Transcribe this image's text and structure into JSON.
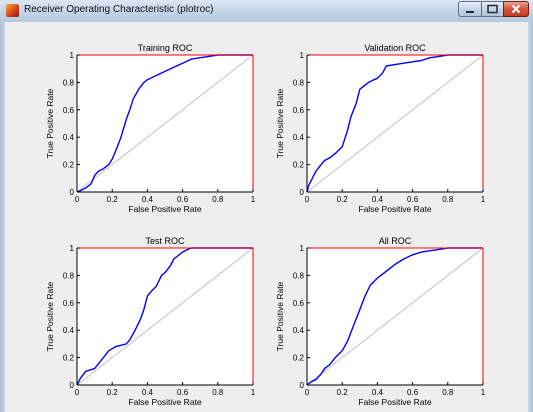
{
  "window": {
    "title": "Receiver Operating Characteristic (plotroc)",
    "controls": {
      "minimize": "minimize-icon",
      "maximize": "maximize-icon",
      "close": "close-icon"
    }
  },
  "colors": {
    "roc_curve": "#0000ff",
    "diagonal": "#c0c0c0",
    "axis_edge": "#ff0000",
    "background": "#eeeeee"
  },
  "chart_data": [
    {
      "type": "line",
      "title": "Training ROC",
      "xlabel": "False Positive Rate",
      "ylabel": "True Positive Rate",
      "xlim": [
        0,
        1
      ],
      "ylim": [
        0,
        1
      ],
      "xticks": [
        "0",
        "0.2",
        "0.4",
        "0.6",
        "0.8",
        "1"
      ],
      "yticks": [
        "0",
        "0.2",
        "0.4",
        "0.6",
        "0.8",
        "1"
      ],
      "series": [
        {
          "x": [
            0,
            0.02,
            0.05,
            0.08,
            0.1,
            0.12,
            0.15,
            0.18,
            0.2,
            0.22,
            0.25,
            0.28,
            0.3,
            0.32,
            0.35,
            0.38,
            0.4,
            0.45,
            0.5,
            0.55,
            0.6,
            0.65,
            0.7,
            0.75,
            0.8,
            1
          ],
          "y": [
            0,
            0.01,
            0.03,
            0.06,
            0.12,
            0.15,
            0.17,
            0.2,
            0.24,
            0.3,
            0.4,
            0.53,
            0.6,
            0.68,
            0.75,
            0.8,
            0.82,
            0.85,
            0.88,
            0.91,
            0.94,
            0.97,
            0.98,
            0.99,
            1,
            1
          ]
        }
      ]
    },
    {
      "type": "line",
      "title": "Validation ROC",
      "xlabel": "False Positive Rate",
      "ylabel": "True Positive Rate",
      "xlim": [
        0,
        1
      ],
      "ylim": [
        0,
        1
      ],
      "xticks": [
        "0",
        "0.2",
        "0.4",
        "0.6",
        "0.8",
        "1"
      ],
      "yticks": [
        "0",
        "0.2",
        "0.4",
        "0.6",
        "0.8",
        "1"
      ],
      "series": [
        {
          "x": [
            0,
            0.01,
            0.03,
            0.05,
            0.08,
            0.1,
            0.13,
            0.16,
            0.2,
            0.23,
            0.25,
            0.28,
            0.3,
            0.33,
            0.35,
            0.38,
            0.4,
            0.43,
            0.45,
            0.5,
            0.55,
            0.6,
            0.65,
            0.7,
            0.75,
            0.8,
            1
          ],
          "y": [
            0,
            0.05,
            0.1,
            0.15,
            0.2,
            0.23,
            0.25,
            0.28,
            0.33,
            0.45,
            0.55,
            0.65,
            0.75,
            0.78,
            0.8,
            0.82,
            0.83,
            0.87,
            0.92,
            0.93,
            0.94,
            0.95,
            0.96,
            0.98,
            0.99,
            1,
            1
          ]
        }
      ]
    },
    {
      "type": "line",
      "title": "Test ROC",
      "xlabel": "False Positive Rate",
      "ylabel": "True Positive Rate",
      "xlim": [
        0,
        1
      ],
      "ylim": [
        0,
        1
      ],
      "xticks": [
        "0",
        "0.2",
        "0.4",
        "0.6",
        "0.8",
        "1"
      ],
      "yticks": [
        "0",
        "0.2",
        "0.4",
        "0.6",
        "0.8",
        "1"
      ],
      "series": [
        {
          "x": [
            0,
            0.02,
            0.05,
            0.1,
            0.15,
            0.18,
            0.22,
            0.28,
            0.3,
            0.33,
            0.36,
            0.38,
            0.4,
            0.42,
            0.45,
            0.48,
            0.5,
            0.53,
            0.55,
            0.58,
            0.6,
            0.63,
            0.65,
            0.7,
            1
          ],
          "y": [
            0,
            0.05,
            0.1,
            0.12,
            0.2,
            0.25,
            0.28,
            0.3,
            0.33,
            0.4,
            0.48,
            0.55,
            0.65,
            0.68,
            0.72,
            0.8,
            0.82,
            0.87,
            0.92,
            0.95,
            0.97,
            0.99,
            1,
            1,
            1
          ]
        }
      ]
    },
    {
      "type": "line",
      "title": "All ROC",
      "xlabel": "False Positive Rate",
      "ylabel": "True Positive Rate",
      "xlim": [
        0,
        1
      ],
      "ylim": [
        0,
        1
      ],
      "xticks": [
        "0",
        "0.2",
        "0.4",
        "0.6",
        "0.8",
        "1"
      ],
      "yticks": [
        "0",
        "0.2",
        "0.4",
        "0.6",
        "0.8",
        "1"
      ],
      "series": [
        {
          "x": [
            0,
            0.02,
            0.05,
            0.08,
            0.1,
            0.13,
            0.16,
            0.2,
            0.23,
            0.26,
            0.3,
            0.33,
            0.36,
            0.4,
            0.45,
            0.5,
            0.55,
            0.6,
            0.65,
            0.7,
            0.75,
            0.8,
            1
          ],
          "y": [
            0,
            0.02,
            0.04,
            0.08,
            0.12,
            0.15,
            0.2,
            0.25,
            0.32,
            0.42,
            0.55,
            0.65,
            0.73,
            0.78,
            0.83,
            0.88,
            0.92,
            0.95,
            0.97,
            0.98,
            0.99,
            1,
            1
          ]
        }
      ]
    }
  ]
}
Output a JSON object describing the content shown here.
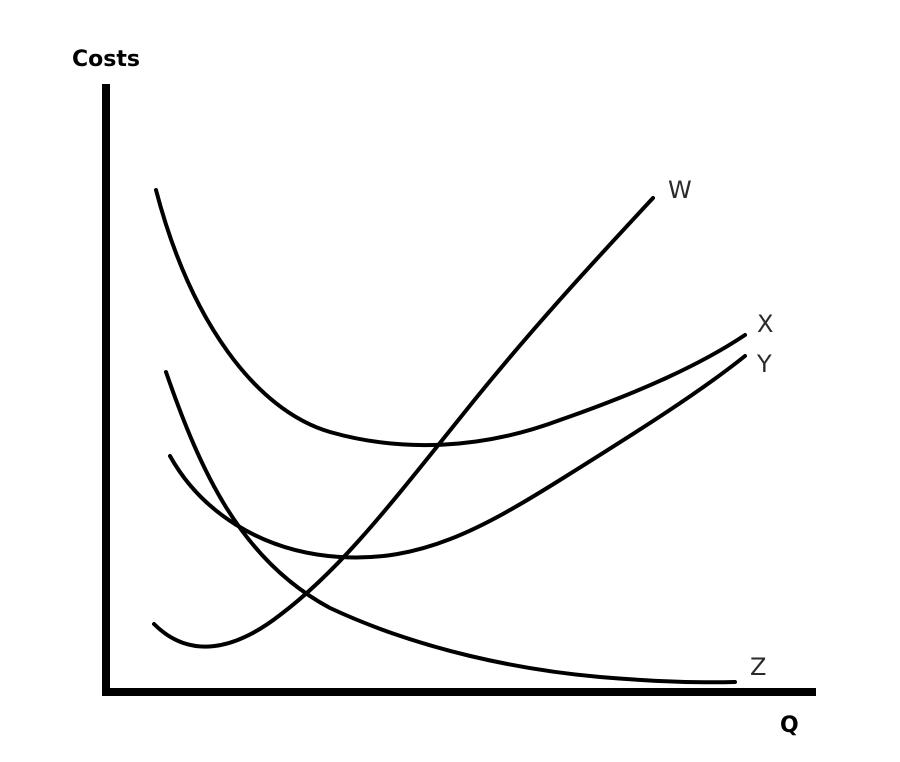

PROBLEM |
Copy every record above exactly as written, but leave out the pictures.

EXERCISE ANSWER |
Transcribe this image's text and structure into JSON.
{
  "window": {
    "title": "Receiver Operating Characteristic (plotroc)",
    "controls": {
      "minimize": "minimize-icon",
      "maximize": "maximize-icon",
      "close": "close-icon"
    }
  },
  "colors": {
    "roc_curve": "#0000ff",
    "diagonal": "#c0c0c0",
    "axis_edge": "#ff0000",
    "background": "#eeeeee"
  },
  "chart_data": [
    {
      "type": "line",
      "title": "Training ROC",
      "xlabel": "False Positive Rate",
      "ylabel": "True Positive Rate",
      "xlim": [
        0,
        1
      ],
      "ylim": [
        0,
        1
      ],
      "xticks": [
        "0",
        "0.2",
        "0.4",
        "0.6",
        "0.8",
        "1"
      ],
      "yticks": [
        "0",
        "0.2",
        "0.4",
        "0.6",
        "0.8",
        "1"
      ],
      "series": [
        {
          "x": [
            0,
            0.02,
            0.05,
            0.08,
            0.1,
            0.12,
            0.15,
            0.18,
            0.2,
            0.22,
            0.25,
            0.28,
            0.3,
            0.32,
            0.35,
            0.38,
            0.4,
            0.45,
            0.5,
            0.55,
            0.6,
            0.65,
            0.7,
            0.75,
            0.8,
            1
          ],
          "y": [
            0,
            0.01,
            0.03,
            0.06,
            0.12,
            0.15,
            0.17,
            0.2,
            0.24,
            0.3,
            0.4,
            0.53,
            0.6,
            0.68,
            0.75,
            0.8,
            0.82,
            0.85,
            0.88,
            0.91,
            0.94,
            0.97,
            0.98,
            0.99,
            1,
            1
          ]
        }
      ]
    },
    {
      "type": "line",
      "title": "Validation ROC",
      "xlabel": "False Positive Rate",
      "ylabel": "True Positive Rate",
      "xlim": [
        0,
        1
      ],
      "ylim": [
        0,
        1
      ],
      "xticks": [
        "0",
        "0.2",
        "0.4",
        "0.6",
        "0.8",
        "1"
      ],
      "yticks": [
        "0",
        "0.2",
        "0.4",
        "0.6",
        "0.8",
        "1"
      ],
      "series": [
        {
          "x": [
            0,
            0.01,
            0.03,
            0.05,
            0.08,
            0.1,
            0.13,
            0.16,
            0.2,
            0.23,
            0.25,
            0.28,
            0.3,
            0.33,
            0.35,
            0.38,
            0.4,
            0.43,
            0.45,
            0.5,
            0.55,
            0.6,
            0.65,
            0.7,
            0.75,
            0.8,
            1
          ],
          "y": [
            0,
            0.05,
            0.1,
            0.15,
            0.2,
            0.23,
            0.25,
            0.28,
            0.33,
            0.45,
            0.55,
            0.65,
            0.75,
            0.78,
            0.8,
            0.82,
            0.83,
            0.87,
            0.92,
            0.93,
            0.94,
            0.95,
            0.96,
            0.98,
            0.99,
            1,
            1
          ]
        }
      ]
    },
    {
      "type": "line",
      "title": "Test ROC",
      "xlabel": "False Positive Rate",
      "ylabel": "True Positive Rate",
      "xlim": [
        0,
        1
      ],
      "ylim": [
        0,
        1
      ],
      "xticks": [
        "0",
        "0.2",
        "0.4",
        "0.6",
        "0.8",
        "1"
      ],
      "yticks": [
        "0",
        "0.2",
        "0.4",
        "0.6",
        "0.8",
        "1"
      ],
      "series": [
        {
          "x": [
            0,
            0.02,
            0.05,
            0.1,
            0.15,
            0.18,
            0.22,
            0.28,
            0.3,
            0.33,
            0.36,
            0.38,
            0.4,
            0.42,
            0.45,
            0.48,
            0.5,
            0.53,
            0.55,
            0.58,
            0.6,
            0.63,
            0.65,
            0.7,
            1
          ],
          "y": [
            0,
            0.05,
            0.1,
            0.12,
            0.2,
            0.25,
            0.28,
            0.3,
            0.33,
            0.4,
            0.48,
            0.55,
            0.65,
            0.68,
            0.72,
            0.8,
            0.82,
            0.87,
            0.92,
            0.95,
            0.97,
            0.99,
            1,
            1,
            1
          ]
        }
      ]
    },
    {
      "type": "line",
      "title": "All ROC",
      "xlabel": "False Positive Rate",
      "ylabel": "True Positive Rate",
      "xlim": [
        0,
        1
      ],
      "ylim": [
        0,
        1
      ],
      "xticks": [
        "0",
        "0.2",
        "0.4",
        "0.6",
        "0.8",
        "1"
      ],
      "yticks": [
        "0",
        "0.2",
        "0.4",
        "0.6",
        "0.8",
        "1"
      ],
      "series": [
        {
          "x": [
            0,
            0.02,
            0.05,
            0.08,
            0.1,
            0.13,
            0.16,
            0.2,
            0.23,
            0.26,
            0.3,
            0.33,
            0.36,
            0.4,
            0.45,
            0.5,
            0.55,
            0.6,
            0.65,
            0.7,
            0.75,
            0.8,
            1
          ],
          "y": [
            0,
            0.02,
            0.04,
            0.08,
            0.12,
            0.15,
            0.2,
            0.25,
            0.32,
            0.42,
            0.55,
            0.65,
            0.73,
            0.78,
            0.83,
            0.88,
            0.92,
            0.95,
            0.97,
            0.98,
            0.99,
            1,
            1
          ]
        }
      ]
    }
  ]
}
Output a JSON object describing the content shown here.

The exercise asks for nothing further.